[Data to process start]

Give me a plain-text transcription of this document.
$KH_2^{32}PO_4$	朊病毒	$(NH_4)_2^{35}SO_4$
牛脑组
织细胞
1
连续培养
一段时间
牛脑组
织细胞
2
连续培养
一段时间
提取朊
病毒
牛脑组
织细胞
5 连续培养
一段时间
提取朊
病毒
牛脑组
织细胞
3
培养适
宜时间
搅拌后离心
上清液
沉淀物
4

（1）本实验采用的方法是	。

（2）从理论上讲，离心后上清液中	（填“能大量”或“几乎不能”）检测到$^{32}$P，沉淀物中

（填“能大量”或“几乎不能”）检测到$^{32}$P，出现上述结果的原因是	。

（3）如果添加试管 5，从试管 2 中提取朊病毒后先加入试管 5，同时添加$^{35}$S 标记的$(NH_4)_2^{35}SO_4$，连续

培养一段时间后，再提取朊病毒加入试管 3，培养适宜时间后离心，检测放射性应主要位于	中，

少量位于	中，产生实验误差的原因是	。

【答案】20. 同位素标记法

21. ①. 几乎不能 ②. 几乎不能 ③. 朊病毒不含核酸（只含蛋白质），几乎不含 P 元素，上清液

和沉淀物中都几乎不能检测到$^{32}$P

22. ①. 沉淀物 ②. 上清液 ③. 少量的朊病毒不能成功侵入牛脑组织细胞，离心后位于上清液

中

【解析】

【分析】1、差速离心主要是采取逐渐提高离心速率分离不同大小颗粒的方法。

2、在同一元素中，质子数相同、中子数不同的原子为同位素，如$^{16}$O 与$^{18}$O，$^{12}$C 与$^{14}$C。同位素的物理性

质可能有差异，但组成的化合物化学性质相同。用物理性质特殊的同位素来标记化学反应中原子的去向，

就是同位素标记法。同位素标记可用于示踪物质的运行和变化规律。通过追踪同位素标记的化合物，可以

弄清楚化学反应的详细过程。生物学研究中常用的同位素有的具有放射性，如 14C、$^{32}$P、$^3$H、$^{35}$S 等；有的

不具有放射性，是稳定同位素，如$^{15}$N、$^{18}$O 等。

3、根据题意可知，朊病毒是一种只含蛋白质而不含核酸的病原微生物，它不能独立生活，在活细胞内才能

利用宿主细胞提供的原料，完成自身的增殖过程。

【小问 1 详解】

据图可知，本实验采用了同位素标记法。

[Data to process end]

Short problem.
Please quote the records above exactly, without skipping a line.

Result for this exercise.
Give me a plain-text transcription of this document.
$KH_2^{32}PO_4$	朊病毒	$(NH_4)_2^{35}SO_4$
牛脑组
织细胞
1
连续培养
一段时间
牛脑组
织细胞
2
连续培养
一段时间
提取朊
病毒
牛脑组
织细胞
5 连续培养
一段时间
提取朊
病毒
牛脑组
织细胞
3
培养适
宜时间
搅拌后离心
上清液
沉淀物
4

（1）本实验采用的方法是	。

（2）从理论上讲，离心后上清液中	（填“能大量”或“几乎不能”）检测到$^{32}$P，沉淀物中

（填“能大量”或“几乎不能”）检测到$^{32}$P，出现上述结果的原因是	。

（3）如果添加试管 5，从试管 2 中提取朊病毒后先加入试管 5，同时添加$^{35}$S 标记的$(NH_4)_2^{35}SO_4$，连续

培养一段时间后，再提取朊病毒加入试管 3，培养适宜时间后离心，检测放射性应主要位于	中，

少量位于	中，产生实验误差的原因是	。

【答案】20. 同位素标记法

21. ①. 几乎不能 ②. 几乎不能 ③. 朊病毒不含核酸（只含蛋白质），几乎不含 P 元素，上清液

和沉淀物中都几乎不能检测到$^{32}$P

22. ①. 沉淀物 ②. 上清液 ③. 少量的朊病毒不能成功侵入牛脑组织细胞，离心后位于上清液

中

【解析】

【分析】1、差速离心主要是采取逐渐提高离心速率分离不同大小颗粒的方法。

2、在同一元素中，质子数相同、中子数不同的原子为同位素，如$^{16}$O 与$^{18}$O，$^{12}$C 与$^{14}$C。同位素的物理性

质可能有差异，但组成的化合物化学性质相同。用物理性质特殊的同位素来标记化学反应中原子的去向，

就是同位素标记法。同位素标记可用于示踪物质的运行和变化规律。通过追踪同位素标记的化合物，可以

弄清楚化学反应的详细过程。生物学研究中常用的同位素有的具有放射性，如 14C、$^{32}$P、$^3$H、$^{35}$S 等；有的

不具有放射性，是稳定同位素，如$^{15}$N、$^{18}$O 等。

3、根据题意可知，朊病毒是一种只含蛋白质而不含核酸的病原微生物，它不能独立生活，在活细胞内才能

利用宿主细胞提供的原料，完成自身的增殖过程。

【小问 1 详解】

据图可知，本实验采用了同位素标记法。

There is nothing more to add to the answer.